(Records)

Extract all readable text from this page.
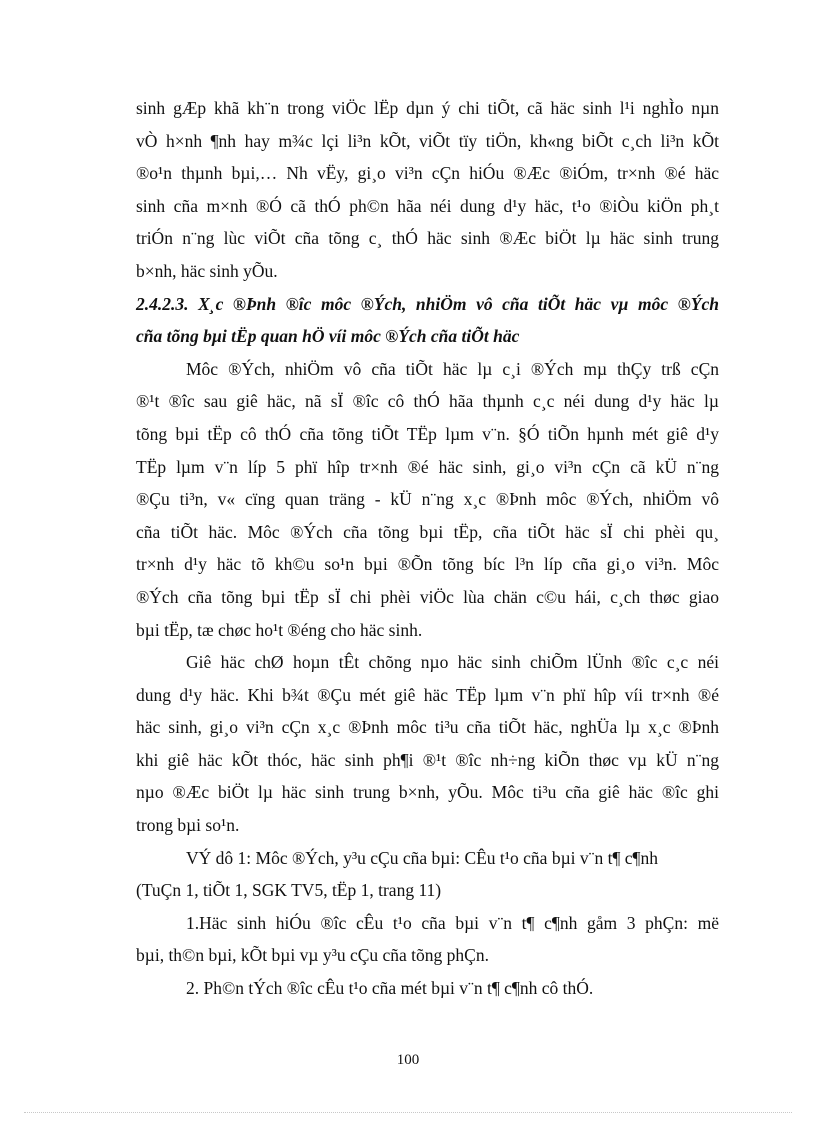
sinh gÆp khã kh¨n trong viÖc lËp dµn ý chi tiÕt, cã häc sinh l¹i nghÌo nµn
vÒ h×nh ¶nh hay m¾c lçi li³n kÕt, viÕt tïy tiÖn, kh«ng biÕt c¸ch li³n kÕt
®o¹n thµnh bµi,… Nh vËy, gi¸o vi³n cÇn hiÓu ®Æc ®iÓm, tr×nh ®é häc
sinh cña m×nh ®Ó cã thÓ ph©n hãa néi dung d¹y häc, t¹o ®iÒu kiÖn ph¸t
triÓn n¨ng lùc viÕt cña tõng c¸ thÓ häc sinh ®Æc biÖt lµ häc sinh trung
b×nh, häc sinh yÕu.
2.4.2.3. X¸c ®Þnh ®îc môc ®Ých, nhiÖm vô cña tiÕt häc vµ môc ®Ých
cña tõng bµi tËp quan hÖ víi môc ®Ých cña tiÕt häc
Môc ®Ých, nhiÖm vô cña tiÕt häc lµ c¸i ®Ých mµ thÇy trß cÇn
®¹t ®îc sau giê häc, nã sÏ ®îc cô thÓ hãa thµnh c¸c néi dung d¹y häc lµ
tõng bµi tËp cô thÓ cña tõng tiÕt TËp lµm v¨n. §Ó tiÕn hµnh mét giê d¹y
TËp lµm v¨n líp 5 phï hîp tr×nh ®é häc sinh, gi¸o vi³n cÇn cã kÜ n¨ng
®Çu ti³n, v« cïng quan träng - kÜ n¨ng x¸c ®Þnh môc ®Ých, nhiÖm vô
cña tiÕt häc. Môc ®Ých cña tõng bµi tËp, cña tiÕt häc sÏ chi phèi qu¸
tr×nh d¹y häc tõ kh©u so¹n bµi ®Õn tõng bíc l³n líp cña gi¸o vi³n. Môc
®Ých cña tõng bµi tËp sÏ chi phèi viÖc lùa chän c©u hái, c¸ch thøc giao
bµi tËp, tæ chøc ho¹t ®éng cho häc sinh.
Giê häc chØ hoµn tÊt chõng nµo häc sinh chiÕm lÜnh ®îc c¸c néi
dung d¹y häc. Khi b¾t ®Çu mét giê häc TËp lµm v¨n phï hîp víi tr×nh ®é
häc sinh, gi¸o vi³n cÇn x¸c ®Þnh môc ti³u cña tiÕt häc, nghÜa lµ x¸c ®Þnh
khi giê häc kÕt thóc, häc sinh ph¶i ®¹t ®îc nh÷ng kiÕn thøc vµ kÜ n¨ng
nµo ®Æc biÖt lµ häc sinh trung b×nh, yÕu. Môc ti³u cña giê häc ®îc ghi
trong bµi so¹n.
VÝ dô 1: Môc ®Ých, y³u cÇu cña bµi: CÊu t¹o cña bµi v¨n t¶ c¶nh
(TuÇn 1, tiÕt 1, SGK TV5, tËp 1, trang 11)
1.Häc sinh hiÓu ®îc cÊu t¹o cña bµi v¨n t¶ c¶nh gåm 3 phÇn: më
bµi, th©n bµi, kÕt bµi vµ y³u cÇu cña tõng phÇn.
2. Ph©n tÝch ®îc cÊu t¹o cña mét bµi v¨n t¶ c¶nh cô thÓ.
100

▸ **SET TASK**
Every record above should come back exactly, but without its pictures.

▸ **THE RESPONSE**
Extract all readable text from this page.
sinh gÆp khã kh¨n trong viÖc lËp dµn ý chi tiÕt, cã häc sinh l¹i nghÌo nµn
vÒ h×nh ¶nh hay m¾c lçi li³n kÕt, viÕt tïy tiÖn, kh«ng biÕt c¸ch li³n kÕt
®o¹n thµnh bµi,… Nh vËy, gi¸o vi³n cÇn hiÓu ®Æc ®iÓm, tr×nh ®é häc
sinh cña m×nh ®Ó cã thÓ ph©n hãa néi dung d¹y häc, t¹o ®iÒu kiÖn ph¸t
triÓn n¨ng lùc viÕt cña tõng c¸ thÓ häc sinh ®Æc biÖt lµ häc sinh trung
b×nh, häc sinh yÕu.
2.4.2.3. X¸c ®Þnh ®îc môc ®Ých, nhiÖm vô cña tiÕt häc vµ môc ®Ých
cña tõng bµi tËp quan hÖ víi môc ®Ých cña tiÕt häc
Môc ®Ých, nhiÖm vô cña tiÕt häc lµ c¸i ®Ých mµ thÇy trß cÇn
®¹t ®îc sau giê häc, nã sÏ ®îc cô thÓ hãa thµnh c¸c néi dung d¹y häc lµ
tõng bµi tËp cô thÓ cña tõng tiÕt TËp lµm v¨n. §Ó tiÕn hµnh mét giê d¹y
TËp lµm v¨n líp 5 phï hîp tr×nh ®é häc sinh, gi¸o vi³n cÇn cã kÜ n¨ng
®Çu ti³n, v« cïng quan träng - kÜ n¨ng x¸c ®Þnh môc ®Ých, nhiÖm vô
cña tiÕt häc. Môc ®Ých cña tõng bµi tËp, cña tiÕt häc sÏ chi phèi qu¸
tr×nh d¹y häc tõ kh©u so¹n bµi ®Õn tõng bíc l³n líp cña gi¸o vi³n. Môc
®Ých cña tõng bµi tËp sÏ chi phèi viÖc lùa chän c©u hái, c¸ch thøc giao
bµi tËp, tæ chøc ho¹t ®éng cho häc sinh.
Giê häc chØ hoµn tÊt chõng nµo häc sinh chiÕm lÜnh ®îc c¸c néi
dung d¹y häc. Khi b¾t ®Çu mét giê häc TËp lµm v¨n phï hîp víi tr×nh ®é
häc sinh, gi¸o vi³n cÇn x¸c ®Þnh môc ti³u cña tiÕt häc, nghÜa lµ x¸c ®Þnh
khi giê häc kÕt thóc, häc sinh ph¶i ®¹t ®îc nh÷ng kiÕn thøc vµ kÜ n¨ng
nµo ®Æc biÖt lµ häc sinh trung b×nh, yÕu. Môc ti³u cña giê häc ®îc ghi
trong bµi so¹n.
VÝ dô 1: Môc ®Ých, y³u cÇu cña bµi: CÊu t¹o cña bµi v¨n t¶ c¶nh
(TuÇn 1, tiÕt 1, SGK TV5, tËp 1, trang 11)
1.Häc sinh hiÓu ®îc cÊu t¹o cña bµi v¨n t¶ c¶nh gåm 3 phÇn: më
bµi, th©n bµi, kÕt bµi vµ y³u cÇu cña tõng phÇn.
2. Ph©n tÝch ®îc cÊu t¹o cña mét bµi v¨n t¶ c¶nh cô thÓ.
100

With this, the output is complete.